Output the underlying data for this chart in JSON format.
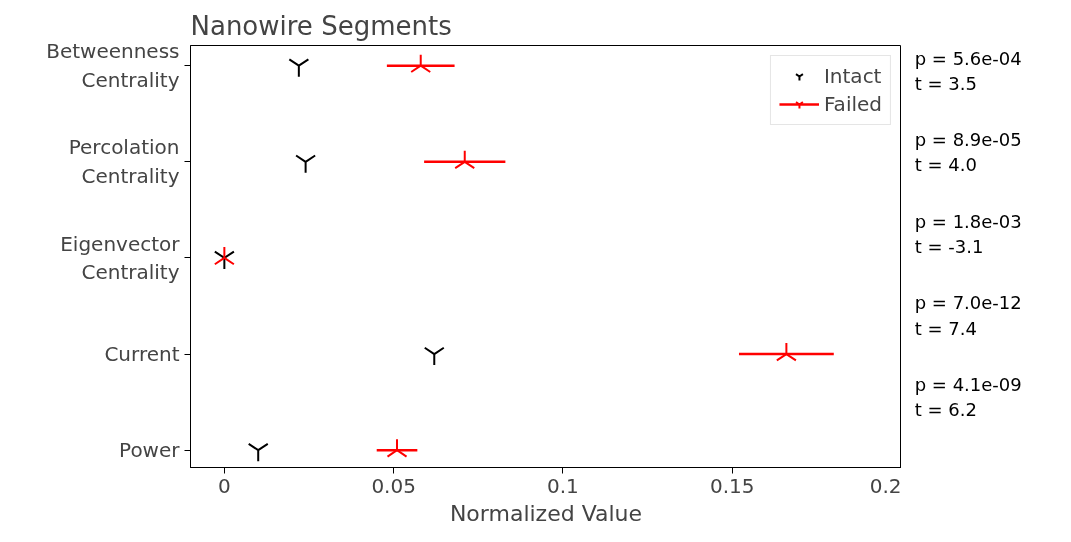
{
  "chart_data": {
    "type": "scatter",
    "orientation": "horizontal",
    "title": "Nanowire Segments",
    "xlabel": "Normalized Value",
    "categories": [
      "Betweenness\nCentrality",
      "Percolation\nCentrality",
      "Eigenvector\nCentrality",
      "Current",
      "Power"
    ],
    "series": [
      {
        "name": "Intact",
        "color": "#000000",
        "values": [
          0.022,
          0.024,
          0.0,
          0.062,
          0.01
        ]
      },
      {
        "name": "Failed",
        "color": "#ff0000",
        "values": [
          0.058,
          0.071,
          0.0,
          0.166,
          0.051
        ],
        "errors": [
          0.01,
          0.012,
          null,
          0.014,
          0.006
        ]
      }
    ],
    "xlim": [
      -0.01,
      0.2
    ],
    "xticks": [
      0,
      0.05,
      0.1,
      0.15,
      0.2
    ],
    "grid": false,
    "legend": "top right",
    "annotations": [
      "p = 5.6e-04\nt = 3.5",
      "p = 8.9e-05\nt = 4.0",
      "p = 1.8e-03\nt = -3.1",
      "p = 7.0e-12\nt = 7.4",
      "p = 4.1e-09\nt = 6.2"
    ]
  }
}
○ ○ ○
▸ **Written problem**:
Copy the records above exactly, omitting every picture.

▸ **Task response**:
Output the underlying data for this chart in JSON format.
{
  "chart_data": {
    "type": "scatter",
    "orientation": "horizontal",
    "title": "Nanowire Segments",
    "xlabel": "Normalized Value",
    "categories": [
      "Betweenness\nCentrality",
      "Percolation\nCentrality",
      "Eigenvector\nCentrality",
      "Current",
      "Power"
    ],
    "series": [
      {
        "name": "Intact",
        "color": "#000000",
        "values": [
          0.022,
          0.024,
          0.0,
          0.062,
          0.01
        ]
      },
      {
        "name": "Failed",
        "color": "#ff0000",
        "values": [
          0.058,
          0.071,
          0.0,
          0.166,
          0.051
        ],
        "errors": [
          0.01,
          0.012,
          null,
          0.014,
          0.006
        ]
      }
    ],
    "xlim": [
      -0.01,
      0.2
    ],
    "xticks": [
      0,
      0.05,
      0.1,
      0.15,
      0.2
    ],
    "grid": false,
    "legend": "top right",
    "annotations": [
      "p = 5.6e-04\nt = 3.5",
      "p = 8.9e-05\nt = 4.0",
      "p = 1.8e-03\nt = -3.1",
      "p = 7.0e-12\nt = 7.4",
      "p = 4.1e-09\nt = 6.2"
    ]
  }
}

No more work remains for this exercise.